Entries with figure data
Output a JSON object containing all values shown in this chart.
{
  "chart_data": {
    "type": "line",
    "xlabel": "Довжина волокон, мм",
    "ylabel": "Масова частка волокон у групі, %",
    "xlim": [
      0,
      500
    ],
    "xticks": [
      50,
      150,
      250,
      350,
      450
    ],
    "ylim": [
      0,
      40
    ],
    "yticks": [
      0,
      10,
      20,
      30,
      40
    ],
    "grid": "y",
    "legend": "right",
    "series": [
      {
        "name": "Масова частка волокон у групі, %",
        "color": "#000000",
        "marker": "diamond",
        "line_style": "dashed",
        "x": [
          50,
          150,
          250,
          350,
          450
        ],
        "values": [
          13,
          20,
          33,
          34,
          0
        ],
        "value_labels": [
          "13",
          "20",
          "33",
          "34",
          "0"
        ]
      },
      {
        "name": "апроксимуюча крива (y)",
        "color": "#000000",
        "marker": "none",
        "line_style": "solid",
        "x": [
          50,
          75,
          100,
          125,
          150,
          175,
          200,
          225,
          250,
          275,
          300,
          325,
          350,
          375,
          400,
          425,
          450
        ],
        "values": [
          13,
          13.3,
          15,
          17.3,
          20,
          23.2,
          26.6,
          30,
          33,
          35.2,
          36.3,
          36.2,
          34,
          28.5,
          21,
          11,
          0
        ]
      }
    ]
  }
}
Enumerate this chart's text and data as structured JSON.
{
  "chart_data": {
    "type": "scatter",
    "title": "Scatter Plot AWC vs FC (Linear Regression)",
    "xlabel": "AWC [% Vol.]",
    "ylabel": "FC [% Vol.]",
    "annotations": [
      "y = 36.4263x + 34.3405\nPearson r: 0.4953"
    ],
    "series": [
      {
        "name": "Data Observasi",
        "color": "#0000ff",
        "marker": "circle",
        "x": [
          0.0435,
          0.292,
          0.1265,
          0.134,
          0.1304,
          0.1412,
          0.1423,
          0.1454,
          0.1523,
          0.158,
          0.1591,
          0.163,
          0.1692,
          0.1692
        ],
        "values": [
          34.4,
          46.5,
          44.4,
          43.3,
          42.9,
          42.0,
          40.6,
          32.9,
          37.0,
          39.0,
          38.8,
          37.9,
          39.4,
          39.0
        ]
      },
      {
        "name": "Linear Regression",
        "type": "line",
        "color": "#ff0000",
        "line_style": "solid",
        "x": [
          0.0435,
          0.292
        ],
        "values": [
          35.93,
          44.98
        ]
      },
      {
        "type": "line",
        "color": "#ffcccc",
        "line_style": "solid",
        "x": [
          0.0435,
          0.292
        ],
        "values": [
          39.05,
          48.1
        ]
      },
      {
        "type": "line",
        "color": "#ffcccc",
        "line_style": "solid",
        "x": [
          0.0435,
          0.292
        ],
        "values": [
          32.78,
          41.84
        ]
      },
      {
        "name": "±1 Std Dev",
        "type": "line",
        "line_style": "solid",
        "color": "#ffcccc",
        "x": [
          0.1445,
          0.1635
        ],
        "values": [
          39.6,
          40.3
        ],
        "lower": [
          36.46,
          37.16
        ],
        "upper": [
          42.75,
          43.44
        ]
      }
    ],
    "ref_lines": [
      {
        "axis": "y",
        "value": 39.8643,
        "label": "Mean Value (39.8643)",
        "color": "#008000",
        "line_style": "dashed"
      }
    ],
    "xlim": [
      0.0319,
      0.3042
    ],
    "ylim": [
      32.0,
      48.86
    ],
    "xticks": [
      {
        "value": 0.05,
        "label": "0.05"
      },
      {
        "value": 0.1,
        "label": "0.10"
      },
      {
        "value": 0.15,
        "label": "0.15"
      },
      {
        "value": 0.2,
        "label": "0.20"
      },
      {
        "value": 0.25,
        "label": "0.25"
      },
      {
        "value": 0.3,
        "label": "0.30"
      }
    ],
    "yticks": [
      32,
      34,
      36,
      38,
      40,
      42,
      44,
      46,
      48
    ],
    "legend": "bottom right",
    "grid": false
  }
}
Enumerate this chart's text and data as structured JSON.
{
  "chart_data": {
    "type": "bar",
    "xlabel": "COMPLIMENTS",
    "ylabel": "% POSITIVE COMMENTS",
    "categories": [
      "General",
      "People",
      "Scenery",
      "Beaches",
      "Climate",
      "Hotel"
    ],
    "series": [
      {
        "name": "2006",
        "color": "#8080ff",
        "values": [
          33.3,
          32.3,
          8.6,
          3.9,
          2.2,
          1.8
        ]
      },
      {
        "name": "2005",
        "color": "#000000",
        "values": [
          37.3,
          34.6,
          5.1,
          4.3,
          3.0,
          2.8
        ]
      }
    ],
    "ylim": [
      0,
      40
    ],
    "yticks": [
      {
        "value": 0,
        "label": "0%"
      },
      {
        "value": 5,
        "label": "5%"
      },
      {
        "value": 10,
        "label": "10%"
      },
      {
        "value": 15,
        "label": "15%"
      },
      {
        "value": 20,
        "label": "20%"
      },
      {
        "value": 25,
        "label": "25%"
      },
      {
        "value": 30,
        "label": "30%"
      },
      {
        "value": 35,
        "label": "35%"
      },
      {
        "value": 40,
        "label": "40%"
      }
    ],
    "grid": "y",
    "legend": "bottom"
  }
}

> WHAT YOU SHOULD DO:
Reproduce every line of the material above exactly.

> WRITTEN ANSWER:
Output a JSON object containing all values shown in this chart.
{
  "chart_data": {
    "type": "line",
    "xlabel": "Довжина волокон, мм",
    "ylabel": "Масова частка волокон у групі, %",
    "xlim": [
      0,
      500
    ],
    "xticks": [
      50,
      150,
      250,
      350,
      450
    ],
    "ylim": [
      0,
      40
    ],
    "yticks": [
      0,
      10,
      20,
      30,
      40
    ],
    "grid": "y",
    "legend": "right",
    "series": [
      {
        "name": "Масова частка волокон у групі, %",
        "color": "#000000",
        "marker": "diamond",
        "line_style": "dashed",
        "x": [
          50,
          150,
          250,
          350,
          450
        ],
        "values": [
          13,
          20,
          33,
          34,
          0
        ],
        "value_labels": [
          "13",
          "20",
          "33",
          "34",
          "0"
        ]
      },
      {
        "name": "апроксимуюча крива (y)",
        "color": "#000000",
        "marker": "none",
        "line_style": "solid",
        "x": [
          50,
          75,
          100,
          125,
          150,
          175,
          200,
          225,
          250,
          275,
          300,
          325,
          350,
          375,
          400,
          425,
          450
        ],
        "values": [
          13,
          13.3,
          15,
          17.3,
          20,
          23.2,
          26.6,
          30,
          33,
          35.2,
          36.3,
          36.2,
          34,
          28.5,
          21,
          11,
          0
        ]
      }
    ]
  }
}
Enumerate this chart's text and data as structured JSON.
{
  "chart_data": {
    "type": "scatter",
    "title": "Scatter Plot AWC vs FC (Linear Regression)",
    "xlabel": "AWC [% Vol.]",
    "ylabel": "FC [% Vol.]",
    "annotations": [
      "y = 36.4263x + 34.3405\nPearson r: 0.4953"
    ],
    "series": [
      {
        "name": "Data Observasi",
        "color": "#0000ff",
        "marker": "circle",
        "x": [
          0.0435,
          0.292,
          0.1265,
          0.134,
          0.1304,
          0.1412,
          0.1423,
          0.1454,
          0.1523,
          0.158,
          0.1591,
          0.163,
          0.1692,
          0.1692
        ],
        "values": [
          34.4,
          46.5,
          44.4,
          43.3,
          42.9,
          42.0,
          40.6,
          32.9,
          37.0,
          39.0,
          38.8,
          37.9,
          39.4,
          39.0
        ]
      },
      {
        "name": "Linear Regression",
        "type": "line",
        "color": "#ff0000",
        "line_style": "solid",
        "x": [
          0.0435,
          0.292
        ],
        "values": [
          35.93,
          44.98
        ]
      },
      {
        "type": "line",
        "color": "#ffcccc",
        "line_style": "solid",
        "x": [
          0.0435,
          0.292
        ],
        "values": [
          39.05,
          48.1
        ]
      },
      {
        "type": "line",
        "color": "#ffcccc",
        "line_style": "solid",
        "x": [
          0.0435,
          0.292
        ],
        "values": [
          32.78,
          41.84
        ]
      },
      {
        "name": "±1 Std Dev",
        "type": "line",
        "line_style": "solid",
        "color": "#ffcccc",
        "x": [
          0.1445,
          0.1635
        ],
        "values": [
          39.6,
          40.3
        ],
        "lower": [
          36.46,
          37.16
        ],
        "upper": [
          42.75,
          43.44
        ]
      }
    ],
    "ref_lines": [
      {
        "axis": "y",
        "value": 39.8643,
        "label": "Mean Value (39.8643)",
        "color": "#008000",
        "line_style": "dashed"
      }
    ],
    "xlim": [
      0.0319,
      0.3042
    ],
    "ylim": [
      32.0,
      48.86
    ],
    "xticks": [
      {
        "value": 0.05,
        "label": "0.05"
      },
      {
        "value": 0.1,
        "label": "0.10"
      },
      {
        "value": 0.15,
        "label": "0.15"
      },
      {
        "value": 0.2,
        "label": "0.20"
      },
      {
        "value": 0.25,
        "label": "0.25"
      },
      {
        "value": 0.3,
        "label": "0.30"
      }
    ],
    "yticks": [
      32,
      34,
      36,
      38,
      40,
      42,
      44,
      46,
      48
    ],
    "legend": "bottom right",
    "grid": false
  }
}
Enumerate this chart's text and data as structured JSON.
{
  "chart_data": {
    "type": "bar",
    "xlabel": "COMPLIMENTS",
    "ylabel": "% POSITIVE COMMENTS",
    "categories": [
      "General",
      "People",
      "Scenery",
      "Beaches",
      "Climate",
      "Hotel"
    ],
    "series": [
      {
        "name": "2006",
        "color": "#8080ff",
        "values": [
          33.3,
          32.3,
          8.6,
          3.9,
          2.2,
          1.8
        ]
      },
      {
        "name": "2005",
        "color": "#000000",
        "values": [
          37.3,
          34.6,
          5.1,
          4.3,
          3.0,
          2.8
        ]
      }
    ],
    "ylim": [
      0,
      40
    ],
    "yticks": [
      {
        "value": 0,
        "label": "0%"
      },
      {
        "value": 5,
        "label": "5%"
      },
      {
        "value": 10,
        "label": "10%"
      },
      {
        "value": 15,
        "label": "15%"
      },
      {
        "value": 20,
        "label": "20%"
      },
      {
        "value": 25,
        "label": "25%"
      },
      {
        "value": 30,
        "label": "30%"
      },
      {
        "value": 35,
        "label": "35%"
      },
      {
        "value": 40,
        "label": "40%"
      }
    ],
    "grid": "y",
    "legend": "bottom"
  }
}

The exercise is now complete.